[Data items]
* begin *

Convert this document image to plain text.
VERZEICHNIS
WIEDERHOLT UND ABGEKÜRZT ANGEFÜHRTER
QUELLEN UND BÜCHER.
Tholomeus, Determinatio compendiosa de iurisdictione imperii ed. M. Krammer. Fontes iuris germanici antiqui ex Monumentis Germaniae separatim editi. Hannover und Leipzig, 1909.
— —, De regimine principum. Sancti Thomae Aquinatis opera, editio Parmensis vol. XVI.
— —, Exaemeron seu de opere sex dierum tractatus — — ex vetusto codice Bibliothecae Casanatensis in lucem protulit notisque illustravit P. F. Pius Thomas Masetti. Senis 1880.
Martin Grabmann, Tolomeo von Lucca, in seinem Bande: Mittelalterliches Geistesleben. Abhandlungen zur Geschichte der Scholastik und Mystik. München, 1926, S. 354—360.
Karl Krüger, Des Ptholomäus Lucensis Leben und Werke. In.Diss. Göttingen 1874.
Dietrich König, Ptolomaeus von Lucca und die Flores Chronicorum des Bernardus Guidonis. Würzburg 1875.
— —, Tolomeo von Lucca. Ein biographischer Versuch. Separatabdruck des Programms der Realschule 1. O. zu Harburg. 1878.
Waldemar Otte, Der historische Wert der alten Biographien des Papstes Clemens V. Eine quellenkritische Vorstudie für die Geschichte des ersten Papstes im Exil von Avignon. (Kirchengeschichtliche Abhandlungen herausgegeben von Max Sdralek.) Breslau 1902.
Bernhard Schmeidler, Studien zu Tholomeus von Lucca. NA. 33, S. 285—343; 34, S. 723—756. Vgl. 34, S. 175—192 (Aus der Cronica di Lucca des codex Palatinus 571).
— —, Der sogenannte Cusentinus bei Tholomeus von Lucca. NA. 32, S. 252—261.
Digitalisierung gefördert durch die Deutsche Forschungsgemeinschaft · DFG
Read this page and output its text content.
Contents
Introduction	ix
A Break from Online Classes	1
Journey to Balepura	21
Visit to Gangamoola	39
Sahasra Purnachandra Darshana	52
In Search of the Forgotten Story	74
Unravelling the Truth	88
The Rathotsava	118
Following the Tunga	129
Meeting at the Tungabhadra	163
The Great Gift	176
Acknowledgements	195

* end *

> **Requirements**
Find every line holding the word "Abhandlungen"; give their count and nothing else.

> **In response**
2